Direction -> Work out how many lines of the listing hold the string "producidos". Answer with that number alone.

Dataset rows ->
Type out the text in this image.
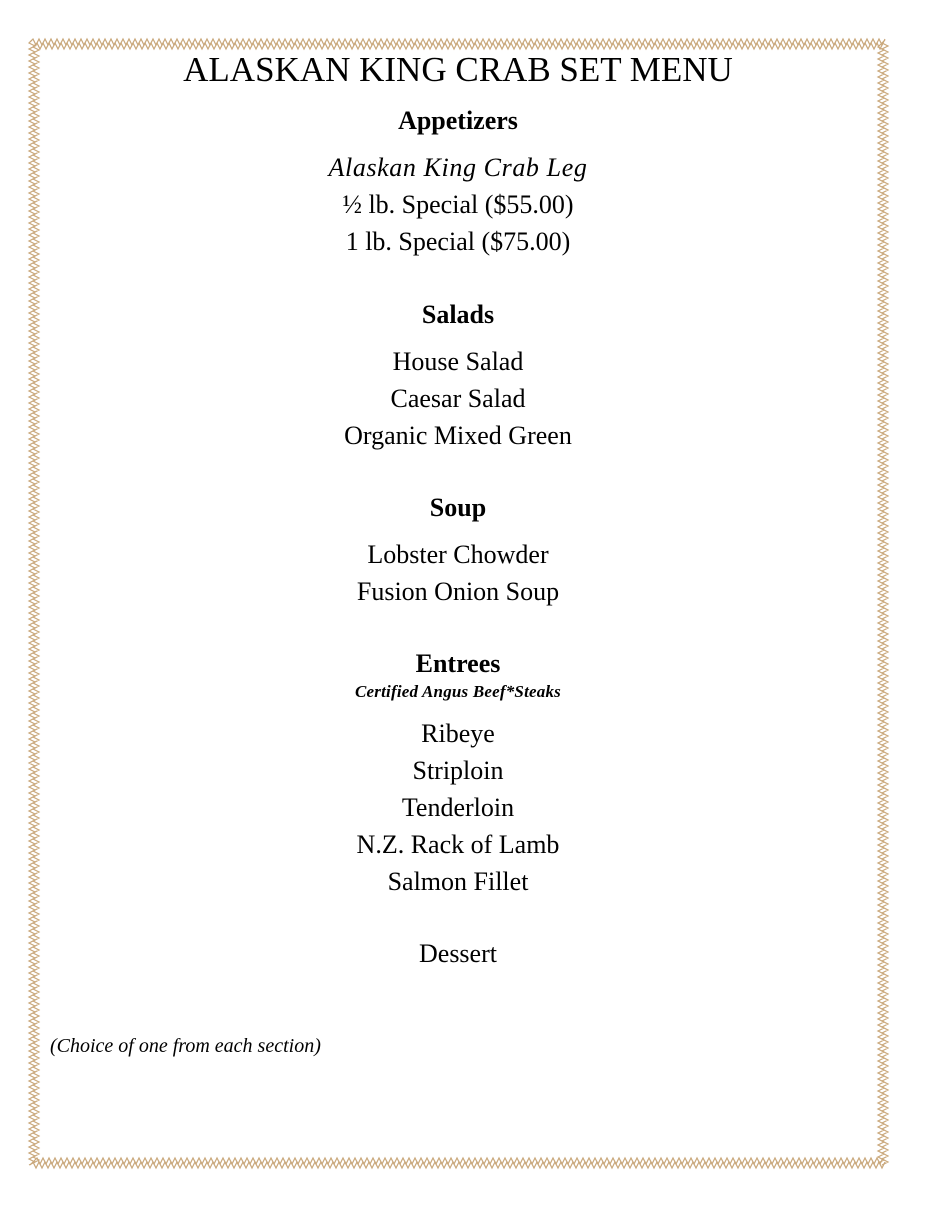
ALASKAN KING CRAB SET MENU
Appetizers
Alaskan King Crab Leg
½ lb. Special ($55.00)
1 lb. Special ($75.00)
Salads
House Salad
Caesar Salad
Organic Mixed Green
Soup
Lobster Chowder
Fusion Onion Soup
Entrees
Certified Angus Beef*Steaks
Ribeye
Striploin
Tenderloin
N.Z. Rack of Lamb
Salmon Fillet
Dessert
(Choice of one from each section)
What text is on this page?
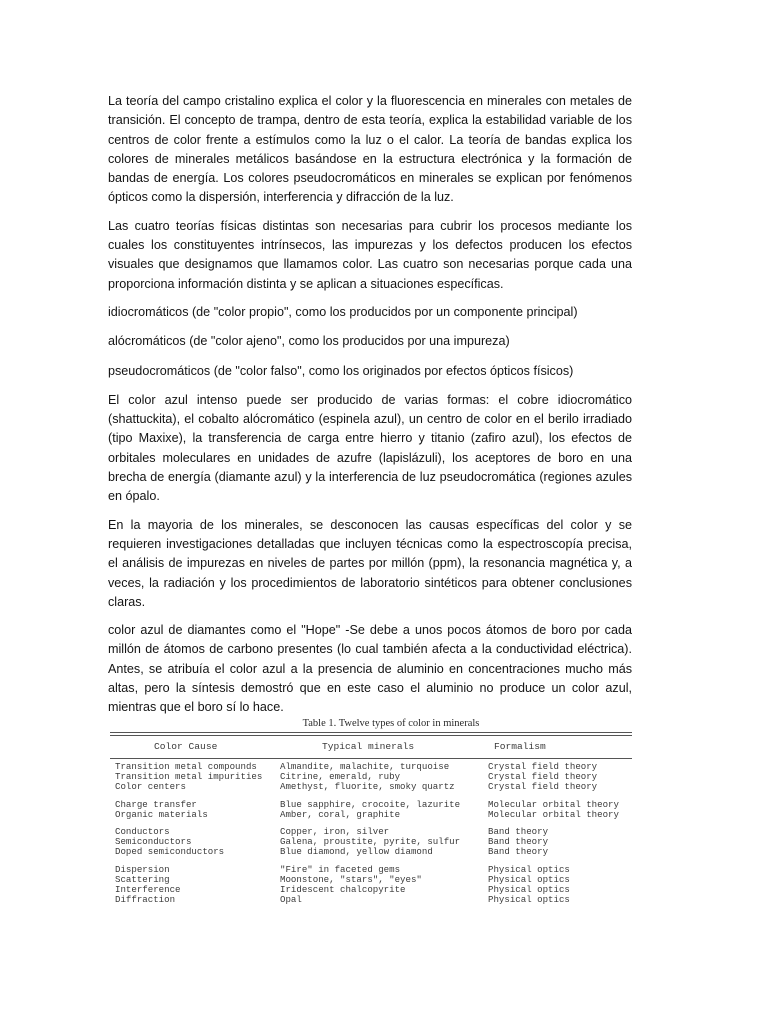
La teoría del campo cristalino explica el color y la fluorescencia en minerales con metales de transición. El concepto de trampa, dentro de esta teoría, explica la estabilidad variable de los centros de color frente a estímulos como la luz o el calor. La teoría de bandas explica los colores de minerales metálicos basándose en la estructura electrónica y la formación de bandas de energía. Los colores pseudocromáticos en minerales se explican por fenómenos ópticos como la dispersión, interferencia y difracción de la luz.

Las cuatro teorías físicas distintas son necesarias para cubrir los procesos mediante los cuales los constituyentes intrínsecos, las impurezas y los defectos producen los efectos visuales que designamos que llamamos color. Las cuatro son necesarias porque cada una proporciona información distinta y se aplican a situaciones específicas.

idiocromáticos (de "color propio", como los producidos por un componente principal)

alócromáticos (de "color ajeno", como los producidos por una impureza)

pseudocromáticos (de "color falso", como los originados por efectos ópticos físicos)

El color azul intenso puede ser producido de varias formas: el cobre idiocromático (shattuckita), el cobalto alócromático (espinela azul), un centro de color en el berilo irradiado (tipo Maxixe), la transferencia de carga entre hierro y titanio (zafiro azul), los efectos de orbitales moleculares en unidades de azufre (lapislázuli), los aceptores de boro en una brecha de energía (diamante azul) y la interferencia de luz pseudocromática (regiones azules en ópalo.

En la mayoria de los minerales, se desconocen las causas específicas del color y se requieren investigaciones detalladas que incluyen técnicas como la espectroscopía precisa, el análisis de impurezas en niveles de partes por millón (ppm), la resonancia magnética y, a veces, la radiación y los procedimientos de laboratorio sintéticos para obtener conclusiones claras.

color azul de diamantes como el "Hope" -Se debe a unos pocos átomos de boro por cada millón de átomos de carbono presentes (lo cual también afecta a la conductividad eléctrica). Antes, se atribuía el color azul a la presencia de aluminio en concentraciones mucho más altas, pero la síntesis demostró que en este caso el aluminio no produce un color azul, mientras que el boro sí lo hace.

Table 1. Twelve types of color in minerals
Color Cause	Typical minerals	Formalism
Transition metal compounds	Almandite, malachite, turquoise	Crystal field theory
Transition metal impurities	Citrine, emerald, ruby	Crystal field theory
Color centers	Amethyst, fluorite, smoky quartz	Crystal field theory
Charge transfer	Blue sapphire, crocoite, lazurite	Molecular orbital theory
Organic materials	Amber, coral, graphite	Molecular orbital theory
Conductors	Copper, iron, silver	Band theory
Semiconductors	Galena, proustite, pyrite, sulfur	Band theory
Doped semiconductors	Blue diamond, yellow diamond	Band theory
Dispersion	"Fire" in faceted gems	Physical optics
Scattering	Moonstone, "stars", "eyes"	Physical optics
Interference	Iridescent chalcopyrite	Physical optics
Diffraction	Opal	Physical optics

Response to the exercise -> 2